Write out all the entries word for word, but skip any images.

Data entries
- - - - -
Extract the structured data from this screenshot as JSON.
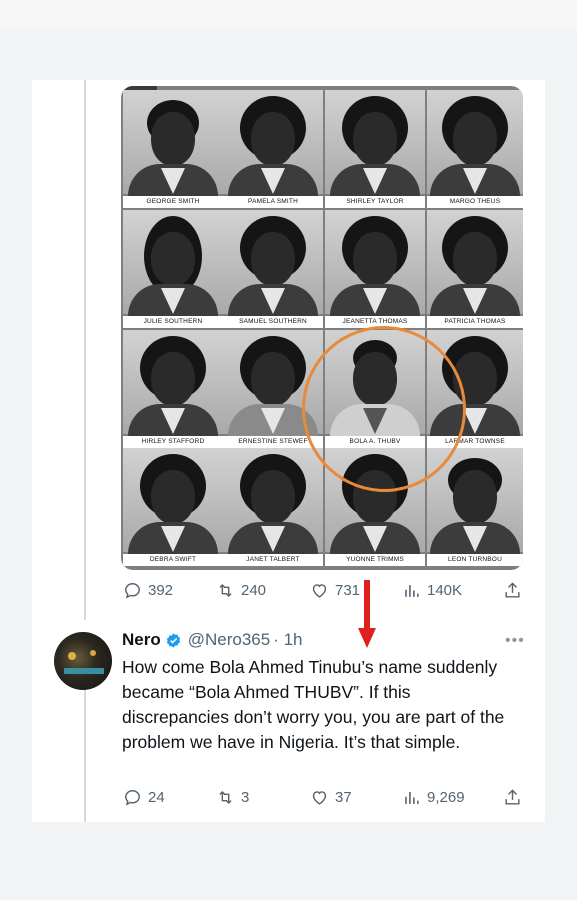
{
  "yearbook": {
    "names": [
      [
        "GEORGE SMITH",
        "PAMELA SMITH",
        "SHIRLEY TAYLOR",
        "MARGO THEUS"
      ],
      [
        "JULIE SOUTHERN",
        "SAMUEL SOUTHERN",
        "JEANETTA THOMAS",
        "PATRICIA THOMAS"
      ],
      [
        "HIRLEY STAFFORD",
        "ERNESTINE STEWEF",
        "BOLA A. THUBV",
        "LARMAR TOWNSE"
      ],
      [
        "DEBRA SWIFT",
        "JANET TALBERT",
        "YUONNE TRIMMS",
        "LEON TURNBOU"
      ]
    ],
    "highlight_color": "#e98a3a"
  },
  "quoted_metrics": {
    "replies": "392",
    "reposts": "240",
    "likes": "731",
    "views": "140K"
  },
  "reply": {
    "name": "Nero",
    "handle": "@Nero365",
    "time": "· 1h",
    "text": "How come Bola Ahmed Tinubu’s name suddenly became “Bola Ahmed THUBV”. If this discrepancies don’t worry you, you are part of the problem we have in Nigeria. It’s that simple.",
    "metrics": {
      "replies": "24",
      "reposts": "3",
      "likes": "37",
      "views": "9,269"
    }
  },
  "colors": {
    "text": "#0f1419",
    "secondary": "#536471",
    "verified": "#1d9bf0",
    "arrow": "#e0201c"
  },
  "icons": [
    "reply-icon",
    "repost-icon",
    "like-icon",
    "views-icon",
    "share-icon",
    "verified-icon",
    "more-icon"
  ]
}
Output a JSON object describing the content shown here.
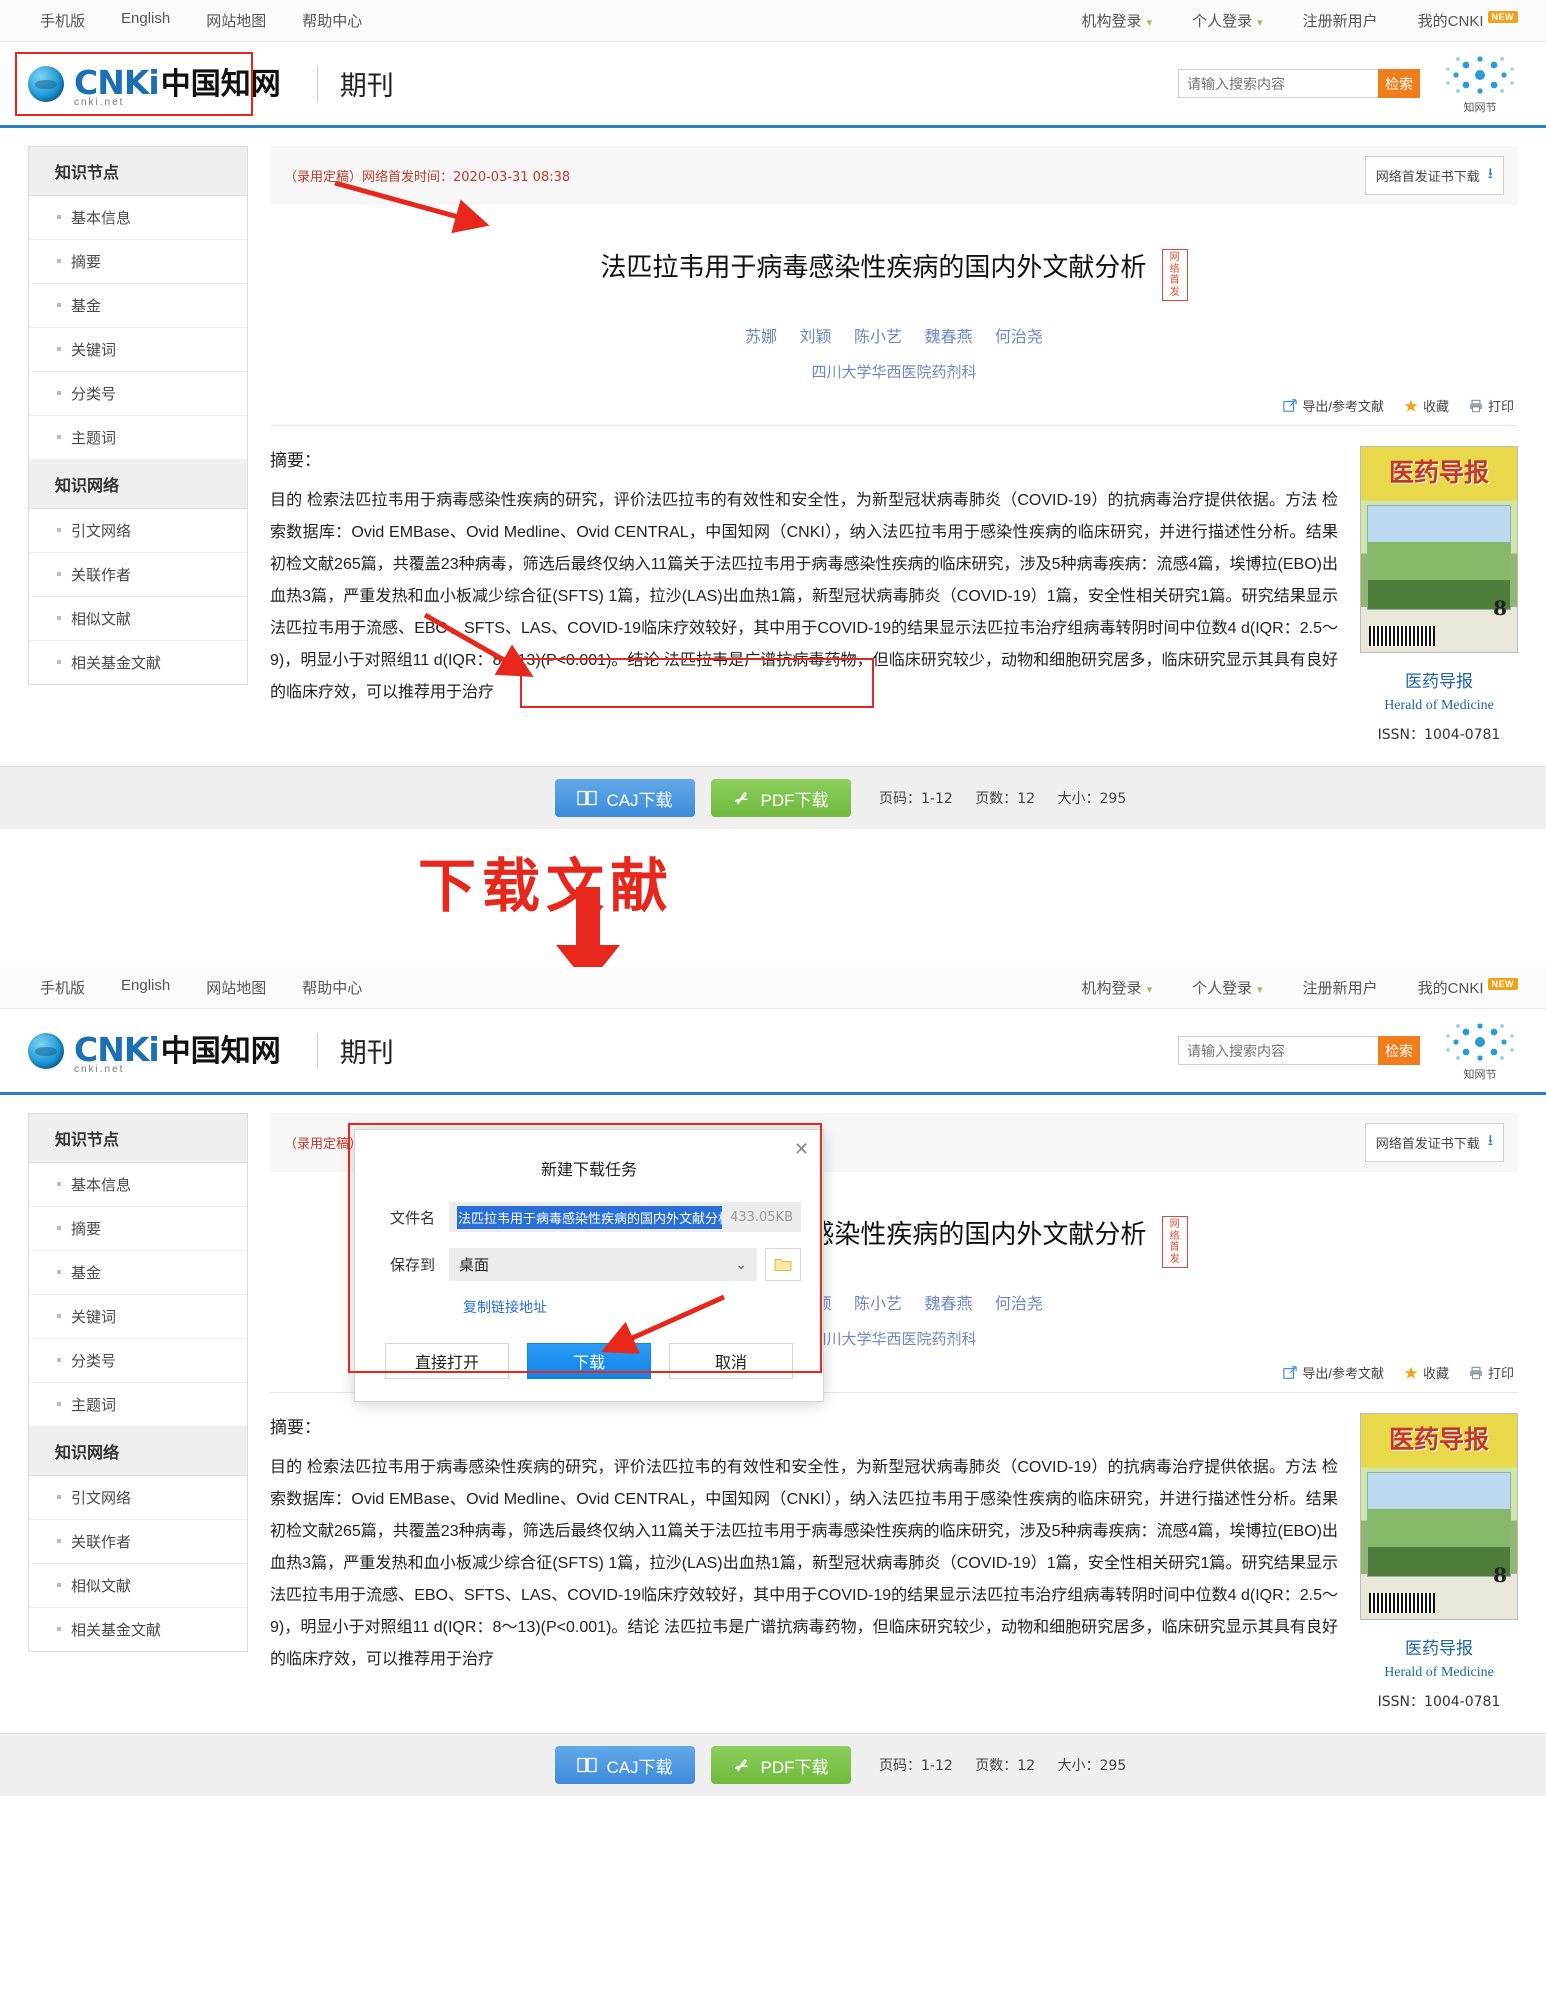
{
  "topbar": {
    "left_links": [
      "手机版",
      "English",
      "网站地图",
      "帮助中心"
    ],
    "right_links": [
      {
        "label": "机构登录",
        "caret": true
      },
      {
        "label": "个人登录",
        "caret": true
      },
      {
        "label": "注册新用户",
        "caret": false
      },
      {
        "label": "我的CNKI",
        "caret": false,
        "badge": "NEW"
      }
    ]
  },
  "header": {
    "logo_text": "CNKi",
    "logo_cn": "中国知网",
    "logo_sub": "cnki.net",
    "section_title": "期刊",
    "search_placeholder": "请输入搜索内容",
    "search_button": "检索",
    "brand_logo_text": "知网节"
  },
  "sidebar": {
    "groups": [
      {
        "title": "知识节点",
        "items": [
          "基本信息",
          "摘要",
          "基金",
          "关键词",
          "分类号",
          "主题词"
        ]
      },
      {
        "title": "知识网络",
        "items": [
          "引文网络",
          "关联作者",
          "相似文献",
          "相关基金文献"
        ]
      }
    ]
  },
  "article": {
    "pub_status": "（录用定稿）网络首发时间：2020-03-31  08:38",
    "first_pub_button": "网络首发证书下载",
    "title": "法匹拉韦用于病毒感染性疾病的国内外文献分析",
    "first_pub_badge": "网络\n首发",
    "first_pub_badge_line1": "网络",
    "first_pub_badge_line2": "首发",
    "authors": [
      "苏娜",
      "刘颖",
      "陈小艺",
      "魏春燕",
      "何治尧"
    ],
    "affiliation": "四川大学华西医院药剂科",
    "tools": [
      {
        "label": "导出/参考文献",
        "icon": "export-icon"
      },
      {
        "label": "收藏",
        "icon": "star-icon"
      },
      {
        "label": "打印",
        "icon": "printer-icon"
      }
    ],
    "abstract_label": "摘要：",
    "abstract_text": "目的 检索法匹拉韦用于病毒感染性疾病的研究，评价法匹拉韦的有效性和安全性，为新型冠状病毒肺炎（COVID-19）的抗病毒治疗提供依据。方法 检索数据库：Ovid EMBase、Ovid Medline、Ovid CENTRAL，中国知网（CNKI），纳入法匹拉韦用于感染性疾病的临床研究，并进行描述性分析。结果 初检文献265篇，共覆盖23种病毒，筛选后最终仅纳入11篇关于法匹拉韦用于病毒感染性疾病的临床研究，涉及5种病毒疾病：流感4篇，埃博拉(EBO)出血热3篇，严重发热和血小板减少综合征(SFTS) 1篇，拉沙(LAS)出血热1篇，新型冠状病毒肺炎（COVID-19）1篇，安全性相关研究1篇。研究结果显示法匹拉韦用于流感、EBO、SFTS、LAS、COVID-19临床疗效较好，其中用于COVID-19的结果显示法匹拉韦治疗组病毒转阴时间中位数4 d(IQR：2.5～9)，明显小于对照组11 d(IQR：8～13)(P<0.001)。结论 法匹拉韦是广谱抗病毒药物，但临床研究较少，动物和细胞研究居多，临床研究显示其具有良好的临床疗效，可以推荐用于治疗"
  },
  "journal": {
    "cover_title": "医药导报",
    "cover_issue": "8",
    "name": "医药导报",
    "english_name": "Herald of Medicine",
    "issn": "ISSN：1004-0781"
  },
  "download_bar": {
    "caj_label": "CAJ下载",
    "pdf_label": "PDF下载",
    "page_range_label": "页码：1-12",
    "page_count_label": "页数：12",
    "size_label": "大小：295"
  },
  "annotation": {
    "big_label": "下载文献"
  },
  "modal": {
    "title": "新建下载任务",
    "close": "✕",
    "filename_label": "文件名",
    "filename_value": "法匹拉韦用于病毒感染性疾病的国内外文献分析_苏娜",
    "filesize": "433.05KB",
    "saveto_label": "保存到",
    "saveto_value": "桌面",
    "copy_link": "复制链接地址",
    "buttons": {
      "open": "直接打开",
      "download": "下载",
      "cancel": "取消"
    }
  },
  "colors": {
    "accent_blue": "#2f7fc4",
    "orange": "#ef7d1b",
    "red": "#e8271c",
    "green": "#6fb93f",
    "link_blue": "#2a6fd8"
  }
}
- - - - -
§ Exercise answer:
Extract the structured data from this screenshot as JSON.
{
  "yearbook": {
    "names": [
      [
        "GEORGE SMITH",
        "PAMELA SMITH",
        "SHIRLEY TAYLOR",
        "MARGO THEUS"
      ],
      [
        "JULIE SOUTHERN",
        "SAMUEL SOUTHERN",
        "JEANETTA THOMAS",
        "PATRICIA THOMAS"
      ],
      [
        "HIRLEY STAFFORD",
        "ERNESTINE STEWEF",
        "BOLA A. THUBV",
        "LARMAR TOWNSE"
      ],
      [
        "DEBRA SWIFT",
        "JANET TALBERT",
        "YUONNE TRIMMS",
        "LEON TURNBOU"
      ]
    ],
    "highlight_color": "#e98a3a"
  },
  "quoted_metrics": {
    "replies": "392",
    "reposts": "240",
    "likes": "731",
    "views": "140K"
  },
  "reply": {
    "name": "Nero",
    "handle": "@Nero365",
    "time": "· 1h",
    "text": "How come Bola Ahmed Tinubu’s name suddenly became “Bola Ahmed THUBV”. If this discrepancies don’t worry you, you are part of the problem we have in Nigeria. It’s that simple.",
    "metrics": {
      "replies": "24",
      "reposts": "3",
      "likes": "37",
      "views": "9,269"
    }
  },
  "colors": {
    "text": "#0f1419",
    "secondary": "#536471",
    "verified": "#1d9bf0",
    "arrow": "#e0201c"
  },
  "icons": [
    "reply-icon",
    "repost-icon",
    "like-icon",
    "views-icon",
    "share-icon",
    "verified-icon",
    "more-icon"
  ]
}
Output a JSON object describing the content shown here.
{
  "topbar": {
    "left_links": [
      "手机版",
      "English",
      "网站地图",
      "帮助中心"
    ],
    "right_links": [
      {
        "label": "机构登录",
        "caret": true
      },
      {
        "label": "个人登录",
        "caret": true
      },
      {
        "label": "注册新用户",
        "caret": false
      },
      {
        "label": "我的CNKI",
        "caret": false,
        "badge": "NEW"
      }
    ]
  },
  "header": {
    "logo_text": "CNKi",
    "logo_cn": "中国知网",
    "logo_sub": "cnki.net",
    "section_title": "期刊",
    "search_placeholder": "请输入搜索内容",
    "search_button": "检索",
    "brand_logo_text": "知网节"
  },
  "sidebar": {
    "groups": [
      {
        "title": "知识节点",
        "items": [
          "基本信息",
          "摘要",
          "基金",
          "关键词",
          "分类号",
          "主题词"
        ]
      },
      {
        "title": "知识网络",
        "items": [
          "引文网络",
          "关联作者",
          "相似文献",
          "相关基金文献"
        ]
      }
    ]
  },
  "article": {
    "pub_status": "（录用定稿）网络首发时间：2020-03-31  08:38",
    "first_pub_button": "网络首发证书下载",
    "title": "法匹拉韦用于病毒感染性疾病的国内外文献分析",
    "first_pub_badge": "网络\n首发",
    "first_pub_badge_line1": "网络",
    "first_pub_badge_line2": "首发",
    "authors": [
      "苏娜",
      "刘颖",
      "陈小艺",
      "魏春燕",
      "何治尧"
    ],
    "affiliation": "四川大学华西医院药剂科",
    "tools": [
      {
        "label": "导出/参考文献",
        "icon": "export-icon"
      },
      {
        "label": "收藏",
        "icon": "star-icon"
      },
      {
        "label": "打印",
        "icon": "printer-icon"
      }
    ],
    "abstract_label": "摘要：",
    "abstract_text": "目的 检索法匹拉韦用于病毒感染性疾病的研究，评价法匹拉韦的有效性和安全性，为新型冠状病毒肺炎（COVID-19）的抗病毒治疗提供依据。方法 检索数据库：Ovid EMBase、Ovid Medline、Ovid CENTRAL，中国知网（CNKI），纳入法匹拉韦用于感染性疾病的临床研究，并进行描述性分析。结果 初检文献265篇，共覆盖23种病毒，筛选后最终仅纳入11篇关于法匹拉韦用于病毒感染性疾病的临床研究，涉及5种病毒疾病：流感4篇，埃博拉(EBO)出血热3篇，严重发热和血小板减少综合征(SFTS) 1篇，拉沙(LAS)出血热1篇，新型冠状病毒肺炎（COVID-19）1篇，安全性相关研究1篇。研究结果显示法匹拉韦用于流感、EBO、SFTS、LAS、COVID-19临床疗效较好，其中用于COVID-19的结果显示法匹拉韦治疗组病毒转阴时间中位数4 d(IQR：2.5～9)，明显小于对照组11 d(IQR：8～13)(P<0.001)。结论 法匹拉韦是广谱抗病毒药物，但临床研究较少，动物和细胞研究居多，临床研究显示其具有良好的临床疗效，可以推荐用于治疗"
  },
  "journal": {
    "cover_title": "医药导报",
    "cover_issue": "8",
    "name": "医药导报",
    "english_name": "Herald of Medicine",
    "issn": "ISSN：1004-0781"
  },
  "download_bar": {
    "caj_label": "CAJ下载",
    "pdf_label": "PDF下载",
    "page_range_label": "页码：1-12",
    "page_count_label": "页数：12",
    "size_label": "大小：295"
  },
  "annotation": {
    "big_label": "下载文献"
  },
  "modal": {
    "title": "新建下载任务",
    "close": "✕",
    "filename_label": "文件名",
    "filename_value": "法匹拉韦用于病毒感染性疾病的国内外文献分析_苏娜",
    "filesize": "433.05KB",
    "saveto_label": "保存到",
    "saveto_value": "桌面",
    "copy_link": "复制链接地址",
    "buttons": {
      "open": "直接打开",
      "download": "下载",
      "cancel": "取消"
    }
  },
  "colors": {
    "accent_blue": "#2f7fc4",
    "orange": "#ef7d1b",
    "red": "#e8271c",
    "green": "#6fb93f",
    "link_blue": "#2a6fd8"
  }
}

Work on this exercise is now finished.